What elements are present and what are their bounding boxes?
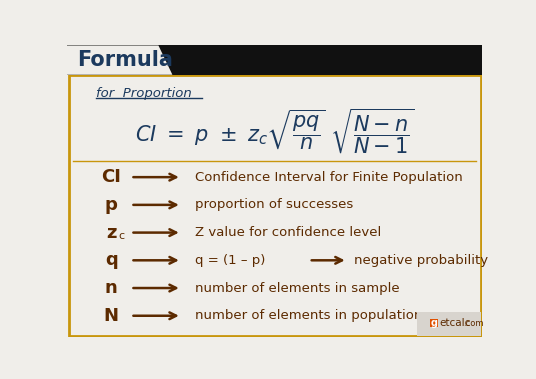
- Bar: [430, 319, 438, 327]
- Text: negative probability: negative probability: [354, 254, 488, 267]
- Text: proportion of successes: proportion of successes: [195, 198, 353, 211]
- Text: CI: CI: [101, 168, 121, 186]
- Text: N: N: [103, 307, 118, 325]
- Text: $CI \ = \ p \ \pm \ z_c\sqrt{\dfrac{pq}{n}} \ \sqrt{\dfrac{N-n}{N-1}}$: $CI \ = \ p \ \pm \ z_c\sqrt{\dfrac{pq}{…: [135, 107, 415, 157]
- Text: g: g: [430, 318, 437, 328]
- Text: for  Proportion: for Proportion: [96, 88, 192, 100]
- Text: etcalc: etcalc: [439, 318, 471, 328]
- Text: Confidence Interval for Finite Population: Confidence Interval for Finite Populatio…: [195, 171, 463, 184]
- Text: Z value for confidence level: Z value for confidence level: [195, 226, 381, 239]
- Text: c: c: [118, 232, 124, 241]
- Polygon shape: [418, 312, 481, 336]
- Text: n: n: [105, 279, 117, 297]
- Text: z: z: [106, 224, 116, 241]
- Text: Formula: Formula: [77, 50, 173, 70]
- Text: p: p: [105, 196, 117, 214]
- Text: q = (1 – p): q = (1 – p): [195, 254, 265, 267]
- Bar: [67, 45, 482, 75]
- Text: number of elements in population: number of elements in population: [195, 309, 422, 322]
- Bar: [69, 75, 481, 336]
- Polygon shape: [67, 45, 173, 75]
- Text: q: q: [105, 251, 117, 269]
- Text: .com: .com: [463, 319, 483, 327]
- Text: number of elements in sample: number of elements in sample: [195, 282, 399, 294]
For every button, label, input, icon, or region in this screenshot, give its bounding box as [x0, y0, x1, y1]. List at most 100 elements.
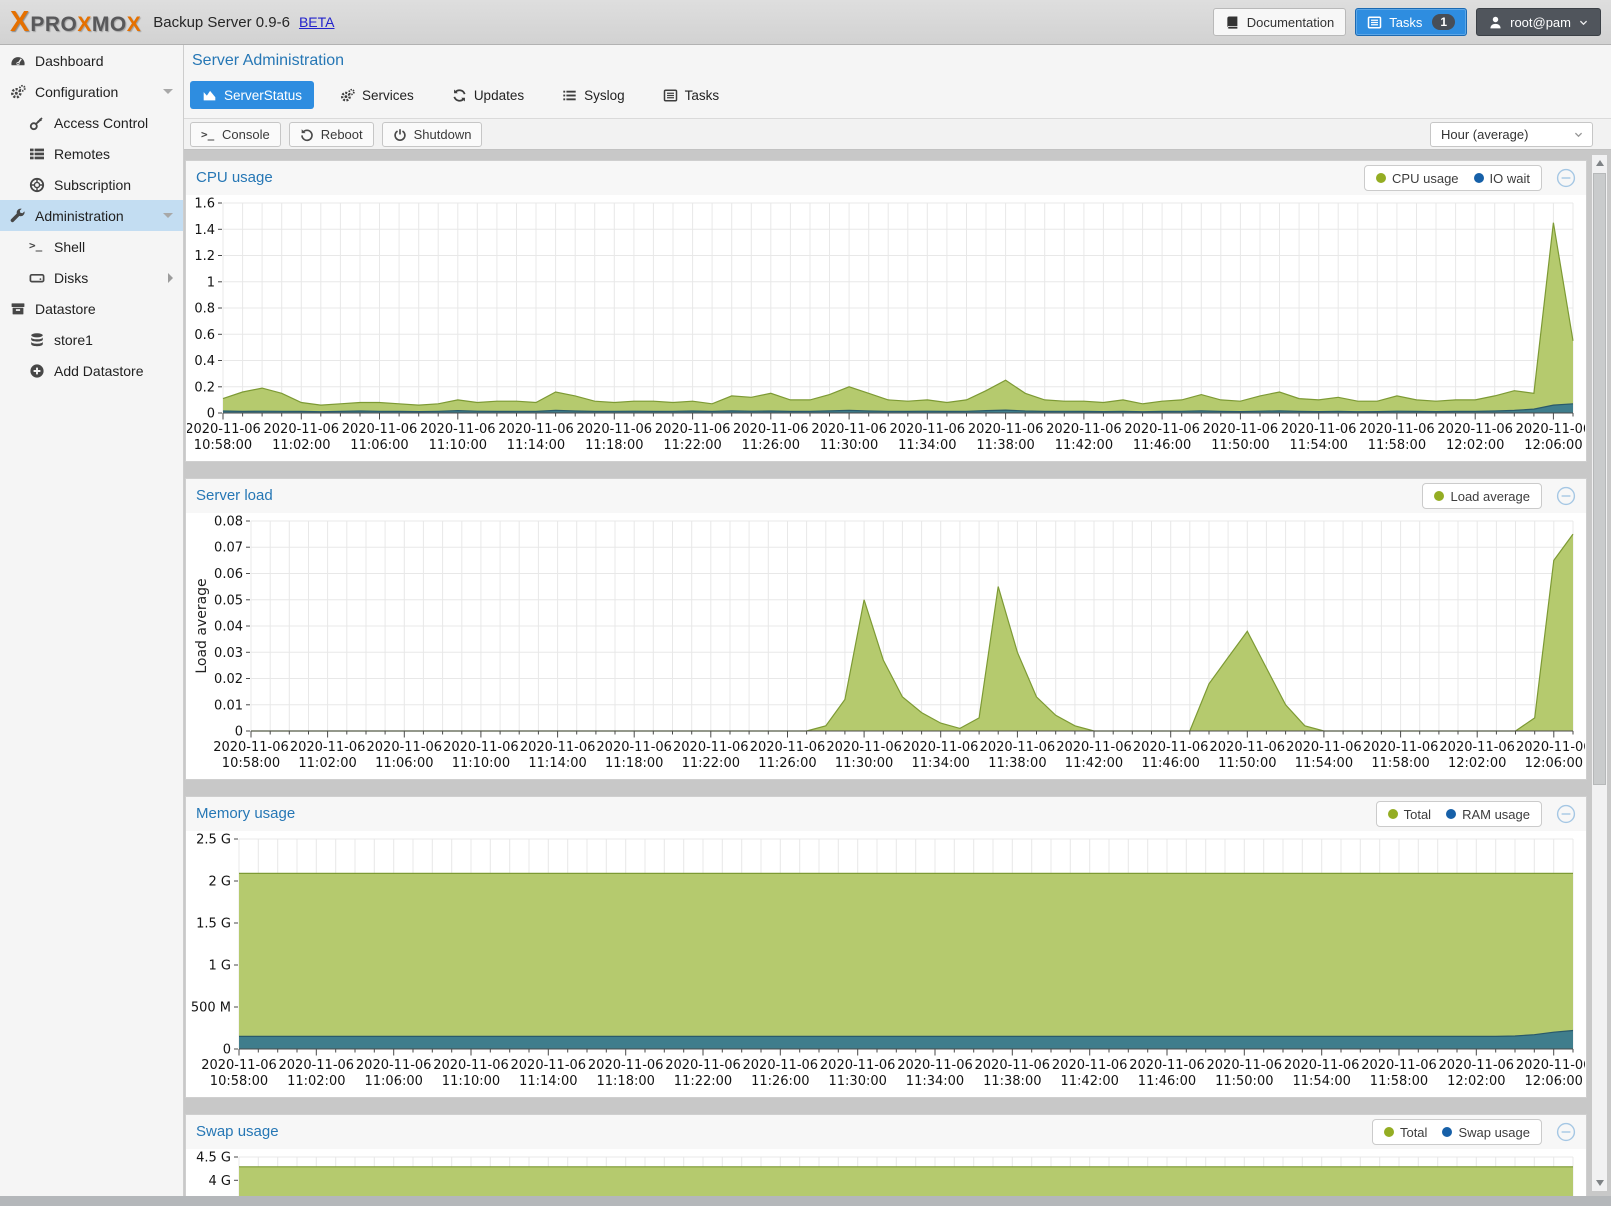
- sidebar-item-add-datastore[interactable]: Add Datastore: [0, 355, 183, 386]
- legend-item[interactable]: IO wait: [1473, 170, 1530, 186]
- scroll-down-arrow[interactable]: [1592, 1175, 1607, 1190]
- shutdown-button[interactable]: Shutdown: [381, 122, 483, 147]
- chart-legend[interactable]: Load average: [1422, 483, 1542, 509]
- chart-legend[interactable]: Total Swap usage: [1371, 1119, 1542, 1145]
- legend-label: Swap usage: [1458, 1124, 1530, 1140]
- svg-text:12:02:00: 12:02:00: [1448, 756, 1506, 771]
- legend-label: IO wait: [1489, 170, 1530, 186]
- user-menu-button[interactable]: root@pam: [1476, 8, 1601, 36]
- svg-text:11:02:00: 11:02:00: [298, 756, 356, 771]
- logo-letter-group: X: [126, 12, 142, 36]
- sidebar-nav: Dashboard Configuration Access Control Remo…: [0, 45, 184, 1196]
- legend-item[interactable]: Total: [1383, 1125, 1427, 1140]
- collapse-arrow-icon[interactable]: [163, 213, 173, 218]
- product-version-label: Backup Server 0.9-6: [153, 13, 290, 31]
- svg-text:2020-11-06: 2020-11-06: [890, 422, 966, 437]
- svg-text:11:58:00: 11:58:00: [1368, 438, 1426, 453]
- collapse-icon[interactable]: [1556, 486, 1576, 506]
- svg-text:0.08: 0.08: [214, 515, 243, 530]
- svg-text:11:18:00: 11:18:00: [585, 438, 643, 453]
- power-icon: [393, 128, 407, 142]
- sidebar-item-remotes[interactable]: Remotes: [0, 138, 183, 169]
- sidebar-item-subscription[interactable]: Subscription: [0, 169, 183, 200]
- documentation-button[interactable]: Documentation: [1212, 8, 1347, 36]
- svg-text:2020-11-06: 2020-11-06: [279, 1058, 355, 1073]
- svg-text:11:58:00: 11:58:00: [1371, 756, 1429, 771]
- svg-text:2020-11-06: 2020-11-06: [443, 740, 519, 755]
- tab-syslog[interactable]: Syslog: [550, 81, 637, 109]
- legend-item[interactable]: Load average: [1434, 489, 1530, 504]
- scroll-up-arrow[interactable]: [1592, 156, 1607, 171]
- tab-label: Syslog: [584, 87, 625, 103]
- svg-text:11:10:00: 11:10:00: [452, 756, 510, 771]
- sidebar-item-administration[interactable]: Administration: [0, 200, 183, 231]
- logo-letter-group: PRO: [30, 12, 78, 36]
- svg-text:2020-11-06: 2020-11-06: [1439, 1058, 1515, 1073]
- sidebar-item-configuration[interactable]: Configuration: [0, 76, 183, 107]
- svg-text:2020-11-06: 2020-11-06: [1284, 1058, 1360, 1073]
- svg-text:2 G: 2 G: [209, 875, 231, 890]
- svg-text:2020-11-06: 2020-11-06: [1439, 740, 1515, 755]
- svg-text:11:58:00: 11:58:00: [1370, 1074, 1428, 1089]
- timeframe-select[interactable]: Hour (average): [1430, 122, 1593, 147]
- beta-link[interactable]: BETA: [298, 14, 335, 30]
- expand-arrow-icon[interactable]: [168, 273, 173, 283]
- collapse-icon[interactable]: [1556, 804, 1576, 824]
- collapse-icon[interactable]: [1556, 1122, 1576, 1142]
- legend-dot-icon: [1434, 491, 1445, 501]
- chart-title: CPU usage: [196, 169, 273, 186]
- tab-tasks[interactable]: Tasks: [651, 81, 732, 109]
- svg-text:2020-11-06: 2020-11-06: [187, 422, 261, 437]
- console-button[interactable]: >_ Console: [190, 122, 281, 147]
- chart-legend[interactable]: CPU usage IO wait: [1364, 165, 1542, 191]
- sidebar-item-store1[interactable]: store1: [0, 324, 183, 355]
- logo-wordmark: PROXMOX: [30, 13, 141, 37]
- svg-text:2020-11-06: 2020-11-06: [1516, 1058, 1585, 1073]
- svg-text:11:38:00: 11:38:00: [976, 438, 1034, 453]
- legend-item[interactable]: Swap usage: [1442, 1125, 1530, 1140]
- svg-text:2020-11-06: 2020-11-06: [673, 740, 749, 755]
- collapse-arrow-icon[interactable]: [163, 89, 173, 94]
- svg-text:2020-11-06: 2020-11-06: [1124, 422, 1200, 437]
- sidebar-item-disks[interactable]: Disks: [0, 262, 183, 293]
- tab-updates[interactable]: Updates: [440, 81, 536, 109]
- archive-icon: [10, 301, 26, 317]
- page-title: Server Administration: [192, 52, 345, 69]
- panel-header: Swap usage Total Swap usage: [186, 1115, 1586, 1149]
- svg-text:0.04: 0.04: [214, 620, 243, 635]
- key-icon: [29, 115, 45, 131]
- svg-text:11:34:00: 11:34:00: [906, 1074, 964, 1089]
- legend-item[interactable]: RAM usage: [1446, 807, 1530, 822]
- svg-text:11:18:00: 11:18:00: [605, 756, 663, 771]
- svg-text:11:22:00: 11:22:00: [663, 438, 721, 453]
- chart-plot-memory-usage: 2020-11-06 10:58:00 2020-11-06 11:02:00 2020…: [186, 831, 1586, 1097]
- sidebar-item-access-control[interactable]: Access Control: [0, 107, 183, 138]
- svg-text:1: 1: [207, 275, 215, 290]
- database-icon: [29, 332, 45, 348]
- svg-text:0.6: 0.6: [194, 328, 215, 343]
- list-grid-icon: [29, 146, 45, 162]
- collapse-icon[interactable]: [1556, 168, 1576, 188]
- svg-text:11:22:00: 11:22:00: [674, 1074, 732, 1089]
- svg-text:2020-11-06: 2020-11-06: [367, 740, 443, 755]
- svg-text:10:58:00: 10:58:00: [222, 756, 280, 771]
- vertical-scrollbar[interactable]: [1592, 155, 1607, 1191]
- user-label: root@pam: [1510, 14, 1571, 30]
- tab-label: Tasks: [684, 87, 720, 103]
- logo-x-mark: X: [10, 5, 30, 38]
- tasks-button[interactable]: Tasks 1: [1355, 8, 1468, 36]
- legend-item[interactable]: CPU usage: [1376, 171, 1459, 186]
- tab-serverstatus[interactable]: ServerStatus: [190, 81, 315, 109]
- tab-services[interactable]: Services: [328, 81, 426, 109]
- sidebar-item-dashboard[interactable]: Dashboard: [0, 45, 183, 76]
- svg-text:2020-11-06: 2020-11-06: [733, 422, 809, 437]
- svg-text:0.03: 0.03: [214, 646, 243, 661]
- sidebar-item-datastore[interactable]: Datastore: [0, 293, 183, 324]
- terminal-icon: >_: [29, 238, 43, 252]
- scrollbar-thumb[interactable]: [1593, 173, 1606, 785]
- svg-text:11:14:00: 11:14:00: [528, 756, 586, 771]
- chart-legend[interactable]: Total RAM usage: [1375, 801, 1542, 827]
- legend-item[interactable]: Total: [1387, 807, 1431, 822]
- sidebar-item-shell[interactable]: >_ Shell: [0, 231, 183, 262]
- reboot-button[interactable]: Reboot: [288, 122, 374, 147]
========
● **Work instructions**
Convert the lines from the one containing "- sidebar-item-add-datastore[interactable]: Add" through the one containing "- shutdown-button[interactable]: Shutdown: [381, 122, 483, 147]", both included, into a JSON list of strings, with one string per line and blank lines omitted.

● **Answer to this problem**
[
  "- sidebar-item-add-datastore[interactable]: Add Datastore: [0, 355, 183, 386]",
  "- legend-item[interactable]: IO wait: [1473, 170, 1530, 186]",
  "- scroll-down-arrow[interactable]: [1592, 1175, 1607, 1190]",
  "- shutdown-button[interactable]: Shutdown: [381, 122, 483, 147]"
]